■ Task statement
Lay out every line of the items that follow as a JSON list of strings, one string per line, with blank lines left out.

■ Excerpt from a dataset
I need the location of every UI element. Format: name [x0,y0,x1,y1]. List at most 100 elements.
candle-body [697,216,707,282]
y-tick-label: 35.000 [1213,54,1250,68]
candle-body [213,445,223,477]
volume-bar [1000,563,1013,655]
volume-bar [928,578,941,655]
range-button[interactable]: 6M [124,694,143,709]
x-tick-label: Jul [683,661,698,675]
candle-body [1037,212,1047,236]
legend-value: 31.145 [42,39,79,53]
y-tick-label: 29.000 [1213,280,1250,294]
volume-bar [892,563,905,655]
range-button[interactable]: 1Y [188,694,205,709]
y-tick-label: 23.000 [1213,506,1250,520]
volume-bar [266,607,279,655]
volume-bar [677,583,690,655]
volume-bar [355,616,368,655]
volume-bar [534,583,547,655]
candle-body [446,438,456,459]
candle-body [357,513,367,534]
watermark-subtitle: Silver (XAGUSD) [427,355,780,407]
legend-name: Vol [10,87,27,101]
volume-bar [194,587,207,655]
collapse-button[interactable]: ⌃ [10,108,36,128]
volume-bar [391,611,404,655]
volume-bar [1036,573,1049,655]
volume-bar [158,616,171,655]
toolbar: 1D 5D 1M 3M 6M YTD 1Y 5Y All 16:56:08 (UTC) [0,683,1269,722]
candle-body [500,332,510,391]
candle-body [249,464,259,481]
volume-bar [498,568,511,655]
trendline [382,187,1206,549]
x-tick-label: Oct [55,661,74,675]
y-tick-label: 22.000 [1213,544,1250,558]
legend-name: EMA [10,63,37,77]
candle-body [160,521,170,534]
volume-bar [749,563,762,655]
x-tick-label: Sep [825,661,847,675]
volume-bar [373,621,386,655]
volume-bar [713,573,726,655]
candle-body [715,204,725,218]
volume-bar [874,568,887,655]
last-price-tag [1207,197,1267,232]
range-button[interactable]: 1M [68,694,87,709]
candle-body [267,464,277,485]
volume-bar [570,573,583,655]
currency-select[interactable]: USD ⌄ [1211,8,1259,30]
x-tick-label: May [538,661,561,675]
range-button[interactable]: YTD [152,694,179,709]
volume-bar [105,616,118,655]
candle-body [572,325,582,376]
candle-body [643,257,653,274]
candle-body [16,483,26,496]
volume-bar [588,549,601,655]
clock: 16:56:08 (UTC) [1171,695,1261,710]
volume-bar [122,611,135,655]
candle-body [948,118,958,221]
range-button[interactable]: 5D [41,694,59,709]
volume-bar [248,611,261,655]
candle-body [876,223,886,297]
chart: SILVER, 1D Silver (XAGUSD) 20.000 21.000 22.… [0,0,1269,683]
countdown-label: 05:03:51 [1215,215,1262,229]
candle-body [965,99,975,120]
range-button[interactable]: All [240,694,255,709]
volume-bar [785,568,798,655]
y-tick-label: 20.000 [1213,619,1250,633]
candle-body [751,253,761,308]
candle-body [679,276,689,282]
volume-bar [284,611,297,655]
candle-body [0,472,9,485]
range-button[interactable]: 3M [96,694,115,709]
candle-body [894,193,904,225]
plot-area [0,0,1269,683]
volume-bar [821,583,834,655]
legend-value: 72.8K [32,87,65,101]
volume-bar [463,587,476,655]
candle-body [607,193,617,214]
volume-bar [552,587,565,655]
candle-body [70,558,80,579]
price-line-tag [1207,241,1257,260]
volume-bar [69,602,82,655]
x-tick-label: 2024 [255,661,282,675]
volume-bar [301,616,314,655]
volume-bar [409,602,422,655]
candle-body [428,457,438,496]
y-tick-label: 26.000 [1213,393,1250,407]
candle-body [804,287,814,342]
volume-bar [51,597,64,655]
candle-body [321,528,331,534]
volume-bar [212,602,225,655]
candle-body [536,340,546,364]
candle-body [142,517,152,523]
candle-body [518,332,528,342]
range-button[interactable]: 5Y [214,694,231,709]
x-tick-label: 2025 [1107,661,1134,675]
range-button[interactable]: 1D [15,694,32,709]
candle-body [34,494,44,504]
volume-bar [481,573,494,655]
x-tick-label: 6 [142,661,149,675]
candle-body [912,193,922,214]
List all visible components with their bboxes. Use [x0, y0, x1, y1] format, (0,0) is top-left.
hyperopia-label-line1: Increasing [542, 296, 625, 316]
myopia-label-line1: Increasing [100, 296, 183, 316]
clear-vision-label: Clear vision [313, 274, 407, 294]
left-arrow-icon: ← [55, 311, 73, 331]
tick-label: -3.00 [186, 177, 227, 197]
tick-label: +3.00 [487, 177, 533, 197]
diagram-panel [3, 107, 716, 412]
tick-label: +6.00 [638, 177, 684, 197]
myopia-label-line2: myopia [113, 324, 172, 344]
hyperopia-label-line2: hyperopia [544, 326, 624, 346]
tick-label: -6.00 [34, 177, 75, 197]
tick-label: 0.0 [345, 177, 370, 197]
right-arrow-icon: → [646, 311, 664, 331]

■ Solution to this task
[
  "I need the location of every UI element. Format: name [x0,y0,x1,y1]. List at most 100 elements.",
  "candle-body [697,216,707,282]",
  "y-tick-label: 35.000 [1213,54,1250,68]",
  "candle-body [213,445,223,477]",
  "volume-bar [1000,563,1013,655]",
  "volume-bar [928,578,941,655]",
  "range-button[interactable]: 6M [124,694,143,709]",
  "x-tick-label: Jul [683,661,698,675]",
  "candle-body [1037,212,1047,236]",
  "legend-value: 31.145 [42,39,79,53]",
  "y-tick-label: 29.000 [1213,280,1250,294]",
  "volume-bar [892,563,905,655]",
  "range-button[interactable]: 1Y [188,694,205,709]",
  "y-tick-label: 23.000 [1213,506,1250,520]",
  "volume-bar [266,607,279,655]",
  "volume-bar [677,583,690,655]",
  "volume-bar [355,616,368,655]",
  "volume-bar [534,583,547,655]",
  "candle-body [446,438,456,459]",
  "candle-body [357,513,367,534]",
  "watermark-subtitle: Silver (XAGUSD) [427,355,780,407]",
  "legend-name: Vol [10,87,27,101]",
  "volume-bar [194,587,207,655]",
  "collapse-button[interactable]: ⌃ [10,108,36,128]",
  "volume-bar [391,611,404,655]",
  "volume-bar [1036,573,1049,655]",
  "volume-bar [158,616,171,655]",
  "toolbar: 1D 5D 1M 3M 6M YTD 1Y 5Y All 16:56:08 (UTC) [0,683,1269,722]",
  "candle-body [500,332,510,391]",
  "candle-body [249,464,259,481]",
  "volume-bar [498,568,511,655]",
  "trendline [382,187,1206,549]",
  "x-tick-label: Oct [55,661,74,675]",
  "y-tick-label: 22.000 [1213,544,1250,558]",
  "legend-name: EMA [10,63,37,77]",
  "candle-body [160,521,170,534]",
  "volume-bar [749,563,762,655]",
  "x-tick-label: Sep [825,661,847,675]",
  "volume-bar [373,621,386,655]",
  "volume-bar [713,573,726,655]",
  "candle-body [715,204,725,218]",
  "volume-bar [874,568,887,655]",
  "last-price-tag [1207,197,1267,232]",
  "range-button[interactable]: 1M [68,694,87,709]",
  "candle-body [267,464,277,485]",
  "volume-bar [570,573,583,655]",
  "currency-select[interactable]: USD ⌄ [1211,8,1259,30]",
  "x-tick-label: May [538,661,561,675]",
  "range-button[interactable]: YTD [152,694,179,709]",
  "volume-bar [105,616,118,655]",
  "candle-body [572,325,582,376]",
  "candle-body [643,257,653,274]",
  "candle-body [16,483,26,496]",
  "volume-bar [588,549,601,655]",
  "clock: 16:56:08 (UTC) [1171,695,1261,710]",
  "volume-bar [122,611,135,655]",
  "candle-body [948,118,958,221]",
  "range-button[interactable]: 5D [41,694,59,709]",
  "volume-bar [248,611,261,655]",
  "candle-body [876,223,886,297]",
  "chart: SILVER, 1D Silver (XAGUSD) 20.000 21.000 22.… [0,0,1269,683]",
  "countdown-label: 05:03:51 [1215,215,1262,229]",
  "candle-body [965,99,975,120]",
  "range-button[interactable]: All [240,694,255,709]",
  "volume-bar [785,568,798,655]",
  "y-tick-label: 20.000 [1213,619,1250,633]",
  "candle-body [751,253,761,308]",
  "candle-body [679,276,689,282]",
  "volume-bar [284,611,297,655]",
  "candle-body [0,472,9,485]",
  "range-button[interactable]: 3M [96,694,115,709]",
  "candle-body [894,193,904,225]",
  "plot-area [0,0,1269,683]",
  "volume-bar [821,583,834,655]",
  "legend-value: 72.8K [32,87,65,101]",
  "volume-bar [463,587,476,655]",
  "candle-body [607,193,617,214]",
  "volume-bar [552,587,565,655]",
  "candle-body [70,558,80,579]",
  "price-line-tag [1207,241,1257,260]",
  "volume-bar [69,602,82,655]",
  "x-tick-label: 2024 [255,661,282,675]",
  "volume-bar [301,616,314,655]",
  "volume-bar [409,602,422,655]",
  "candle-body [428,457,438,496]",
  "y-tick-label: 26.000 [1213,393,1250,407]",
  "candle-body [804,287,814,342]",
  "volume-bar [51,597,64,655]",
  "candle-body [321,528,331,534]",
  "volume-bar [212,602,225,655]",
  "candle-body [536,340,546,364]",
  "candle-body [142,517,152,523]",
  "candle-body [518,332,528,342]",
  "range-button[interactable]: 5Y [214,694,231,709]",
  "x-tick-label: 2025 [1107,661,1134,675]",
  "range-button[interactable]: 1D [15,694,32,709]",
  "candle-body [34,494,44,504]",
  "volume-bar [481,573,494,655]",
  "x-tick-label: 6 [142,661,149,675]",
  "candle-body [912,193,922,214]",
  "List all visible components with their bboxes. Use [x0, y0, x1, y1] format, (0,0) is top-left.",
  "hyperopia-label-line1: Increasing [542, 296, 625, 316]",
  "myopia-label-line1: Increasing [100, 296, 183, 316]",
  "clear-vision-label: Clear vision [313, 274, 407, 294]",
  "left-arrow-icon: ← [55, 311, 73, 331]",
  "tick-label: -3.00 [186, 177, 227, 197]",
  "tick-label: +3.00 [487, 177, 533, 197]",
  "diagram-panel [3, 107, 716, 412]",
  "tick-label: +6.00 [638, 177, 684, 197]",
  "myopia-label-line2: myopia [113, 324, 172, 344]",
  "hyperopia-label-line2: hyperopia [544, 326, 624, 346]",
  "tick-label: -6.00 [34, 177, 75, 197]",
  "tick-label: 0.0 [345, 177, 370, 197]",
  "right-arrow-icon: → [646, 311, 664, 331]"
]